### What is expected
State the number of lines that include the string "page", and write nothing else.

- - - - -

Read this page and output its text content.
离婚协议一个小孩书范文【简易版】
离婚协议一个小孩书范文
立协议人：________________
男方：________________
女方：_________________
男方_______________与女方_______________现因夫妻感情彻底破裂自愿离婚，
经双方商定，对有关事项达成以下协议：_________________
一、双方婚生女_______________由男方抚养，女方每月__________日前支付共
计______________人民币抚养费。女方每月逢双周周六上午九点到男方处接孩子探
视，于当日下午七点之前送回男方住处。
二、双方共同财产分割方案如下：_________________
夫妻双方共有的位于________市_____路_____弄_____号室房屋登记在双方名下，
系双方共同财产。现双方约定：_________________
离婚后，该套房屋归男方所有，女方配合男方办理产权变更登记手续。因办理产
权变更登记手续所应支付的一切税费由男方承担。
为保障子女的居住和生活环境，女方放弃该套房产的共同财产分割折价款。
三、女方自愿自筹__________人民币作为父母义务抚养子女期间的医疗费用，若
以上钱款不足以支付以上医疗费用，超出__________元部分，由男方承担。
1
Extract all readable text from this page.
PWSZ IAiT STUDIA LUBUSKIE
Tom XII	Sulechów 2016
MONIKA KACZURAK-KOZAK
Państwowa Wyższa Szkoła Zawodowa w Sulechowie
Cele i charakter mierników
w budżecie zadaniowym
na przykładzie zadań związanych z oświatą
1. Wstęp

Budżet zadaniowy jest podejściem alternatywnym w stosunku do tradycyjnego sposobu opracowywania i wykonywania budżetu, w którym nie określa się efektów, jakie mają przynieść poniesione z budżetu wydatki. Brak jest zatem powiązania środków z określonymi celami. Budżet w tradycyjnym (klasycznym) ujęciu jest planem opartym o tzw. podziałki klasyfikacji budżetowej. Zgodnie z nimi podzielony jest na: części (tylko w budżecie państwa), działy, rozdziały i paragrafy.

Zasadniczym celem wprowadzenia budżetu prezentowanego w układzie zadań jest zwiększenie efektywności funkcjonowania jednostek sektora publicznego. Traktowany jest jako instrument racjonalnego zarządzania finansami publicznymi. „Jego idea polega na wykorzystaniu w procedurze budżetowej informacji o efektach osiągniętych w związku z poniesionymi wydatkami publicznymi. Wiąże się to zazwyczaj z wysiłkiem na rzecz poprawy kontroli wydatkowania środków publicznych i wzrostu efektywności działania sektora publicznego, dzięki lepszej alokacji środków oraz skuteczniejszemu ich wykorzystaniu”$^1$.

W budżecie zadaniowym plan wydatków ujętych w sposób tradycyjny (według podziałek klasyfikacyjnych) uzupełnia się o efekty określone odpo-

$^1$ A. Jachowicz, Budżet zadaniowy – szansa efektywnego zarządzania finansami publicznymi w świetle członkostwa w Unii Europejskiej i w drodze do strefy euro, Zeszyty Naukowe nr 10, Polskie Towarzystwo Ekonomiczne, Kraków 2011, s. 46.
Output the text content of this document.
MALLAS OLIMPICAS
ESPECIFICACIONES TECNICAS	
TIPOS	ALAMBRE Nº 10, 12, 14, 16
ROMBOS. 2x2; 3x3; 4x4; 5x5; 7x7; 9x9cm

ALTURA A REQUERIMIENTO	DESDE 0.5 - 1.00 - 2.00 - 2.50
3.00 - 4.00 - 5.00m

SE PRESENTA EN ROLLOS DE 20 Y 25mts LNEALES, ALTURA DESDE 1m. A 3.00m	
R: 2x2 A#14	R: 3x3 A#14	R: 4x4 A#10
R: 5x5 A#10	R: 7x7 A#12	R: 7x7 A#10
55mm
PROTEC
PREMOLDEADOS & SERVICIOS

- - - - -

### Solution
2